[Items from a figure collection]
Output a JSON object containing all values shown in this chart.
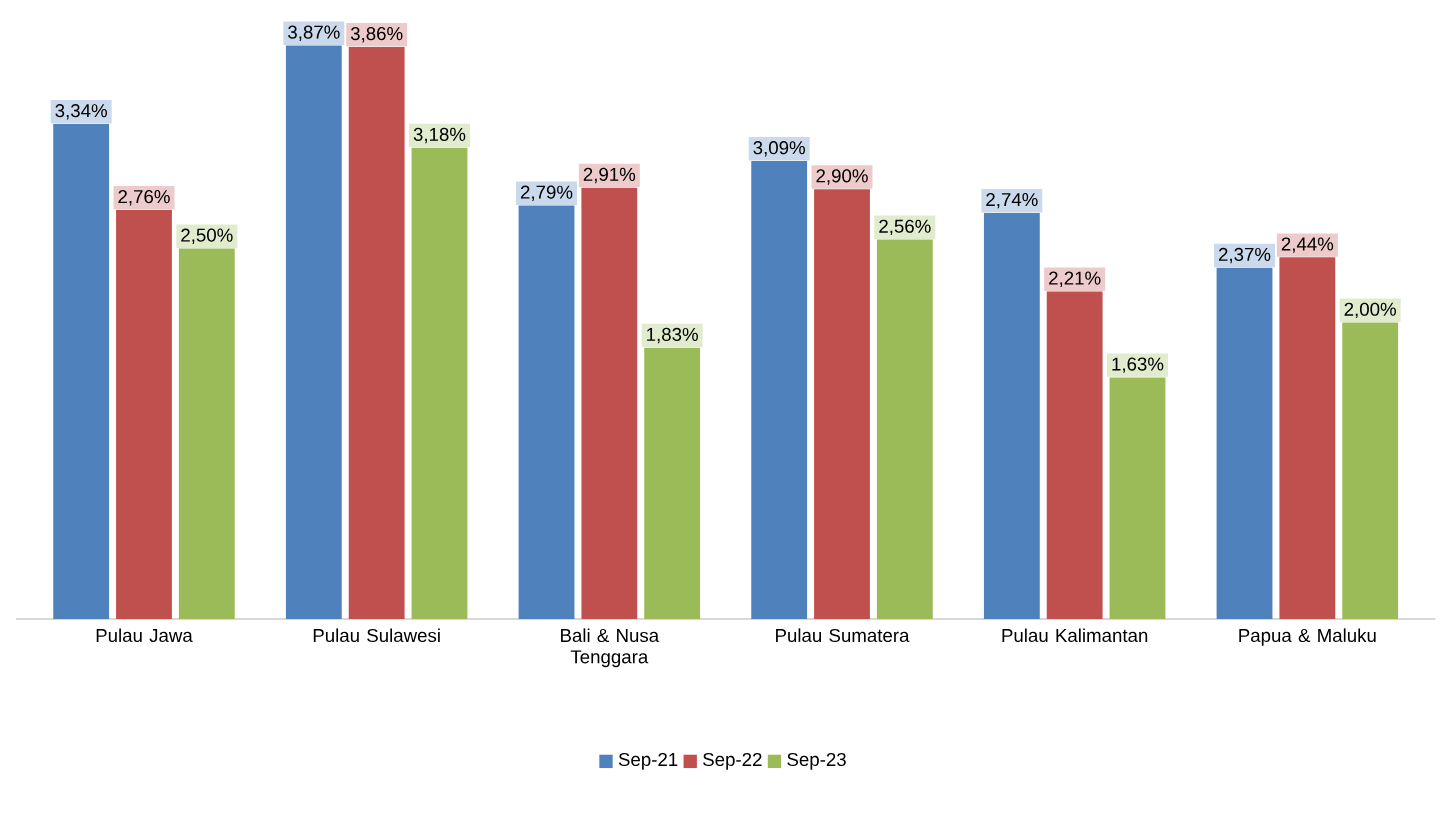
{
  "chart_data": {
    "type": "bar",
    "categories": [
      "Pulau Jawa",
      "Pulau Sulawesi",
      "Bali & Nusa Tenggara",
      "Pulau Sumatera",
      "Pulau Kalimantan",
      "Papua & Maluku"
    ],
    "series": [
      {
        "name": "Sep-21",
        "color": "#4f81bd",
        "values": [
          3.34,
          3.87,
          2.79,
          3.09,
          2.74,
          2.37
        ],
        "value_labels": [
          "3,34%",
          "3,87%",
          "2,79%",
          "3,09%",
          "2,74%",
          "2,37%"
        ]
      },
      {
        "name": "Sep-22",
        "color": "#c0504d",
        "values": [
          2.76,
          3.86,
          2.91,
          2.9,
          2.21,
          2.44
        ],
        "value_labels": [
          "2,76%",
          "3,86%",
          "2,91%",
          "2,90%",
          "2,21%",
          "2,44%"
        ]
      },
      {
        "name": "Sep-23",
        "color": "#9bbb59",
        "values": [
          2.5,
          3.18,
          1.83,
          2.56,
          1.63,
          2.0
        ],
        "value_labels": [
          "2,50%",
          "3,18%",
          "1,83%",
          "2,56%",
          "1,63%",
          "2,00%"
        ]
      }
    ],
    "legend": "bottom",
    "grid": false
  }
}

Prompt —
Reproduce the listing exactly. Leave its pictures out.

Reply —
Output a JSON object containing all values shown in this chart.
{
  "chart_data": {
    "type": "bar",
    "categories": [
      "Pulau Jawa",
      "Pulau Sulawesi",
      "Bali & Nusa Tenggara",
      "Pulau Sumatera",
      "Pulau Kalimantan",
      "Papua & Maluku"
    ],
    "series": [
      {
        "name": "Sep-21",
        "color": "#4f81bd",
        "values": [
          3.34,
          3.87,
          2.79,
          3.09,
          2.74,
          2.37
        ],
        "value_labels": [
          "3,34%",
          "3,87%",
          "2,79%",
          "3,09%",
          "2,74%",
          "2,37%"
        ]
      },
      {
        "name": "Sep-22",
        "color": "#c0504d",
        "values": [
          2.76,
          3.86,
          2.91,
          2.9,
          2.21,
          2.44
        ],
        "value_labels": [
          "2,76%",
          "3,86%",
          "2,91%",
          "2,90%",
          "2,21%",
          "2,44%"
        ]
      },
      {
        "name": "Sep-23",
        "color": "#9bbb59",
        "values": [
          2.5,
          3.18,
          1.83,
          2.56,
          1.63,
          2.0
        ],
        "value_labels": [
          "2,50%",
          "3,18%",
          "1,83%",
          "2,56%",
          "1,63%",
          "2,00%"
        ]
      }
    ],
    "legend": "bottom",
    "grid": false
  }
}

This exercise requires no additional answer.